▸ **Instructions to follow**
Keep the images out and copy every entry below exactly.

▸ **Records provided**

+++++

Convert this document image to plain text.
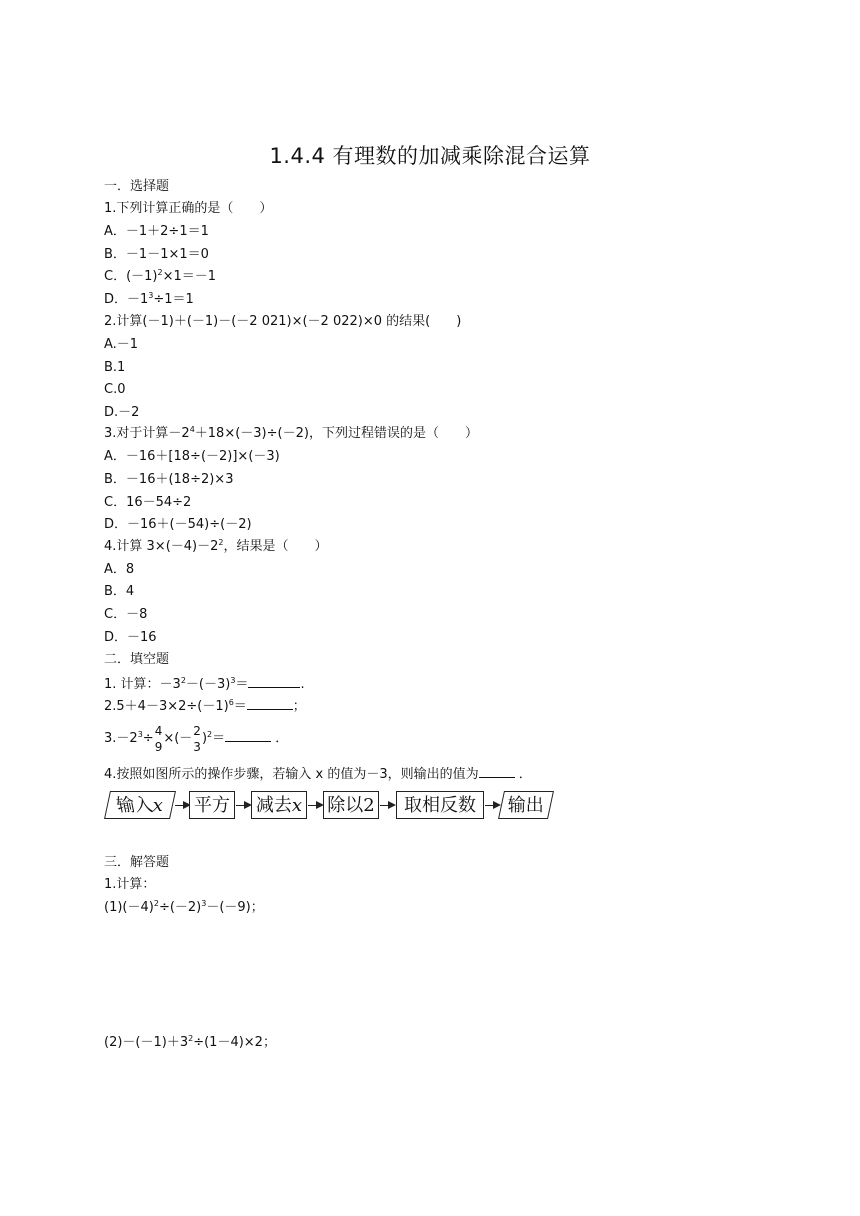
1.4.4 有理数的加减乘除混合运算
一．选择题
1.下列计算正确的是（　　）
A．－1＋2÷1＝1
B．－1－1×1＝0
C．$(-1)^2\times 1=-1$
D．$-1^3\div 1=1$
2.计算(－1)＋(－1)－(－2 021)×(－2 022)×0 的结果(　　)
A.－1
B.1
C.0
D.－2
3.对于计算$-2^4+18\times(-3)\div(-2)$，下列过程错误的是（　　）
A．－16＋[18÷(－2)]×(－3)
B．－16＋(18÷2)×3
C．16－54÷2
D．－16＋(－54)÷(－2)
4.计算 $3\times(-4)-2^2$，结果是（　　）
A．8
B．4
C．－8
D．－16
二．填空题
1. 计算：$-3^2-(-3)^3=$	.
$2.5+4-3\times 2\div(-1)^6=$	；
$3.-2^3\div$
4
9
×(－
2
3
)$^2$＝	．
4.按照如图所示的操作步骤，若输入 x 的值为－3，则输出的值为	．
输入x	平方 减去x 除以2	取相反数	输出
三．解答题
1.计算：
$(1)(-4)^2\div(-2)^3-(-9)$；
$(2)-(-1)+3^2\div(1-4)\times 2$；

+++++

▸ **Final answer**
Convert this document image to plain text.
1.4.4 有理数的加减乘除混合运算
一．选择题
1.下列计算正确的是（　　）
A．－1＋2÷1＝1
B．－1－1×1＝0
C．$(-1)^2\times 1=-1$
D．$-1^3\div 1=1$
2.计算(－1)＋(－1)－(－2 021)×(－2 022)×0 的结果(　　)
A.－1
B.1
C.0
D.－2
3.对于计算$-2^4+18\times(-3)\div(-2)$，下列过程错误的是（　　）
A．－16＋[18÷(－2)]×(－3)
B．－16＋(18÷2)×3
C．16－54÷2
D．－16＋(－54)÷(－2)
4.计算 $3\times(-4)-2^2$，结果是（　　）
A．8
B．4
C．－8
D．－16
二．填空题
1. 计算：$-3^2-(-3)^3=$	.
$2.5+4-3\times 2\div(-1)^6=$	；
$3.-2^3\div$
4
9
×(－
2
3
)$^2$＝	．
4.按照如图所示的操作步骤，若输入 x 的值为－3，则输出的值为	．
输入x	平方 减去x 除以2	取相反数	输出
三．解答题
1.计算：
$(1)(-4)^2\div(-2)^3-(-9)$；
$(2)-(-1)+3^2\div(1-4)\times 2$；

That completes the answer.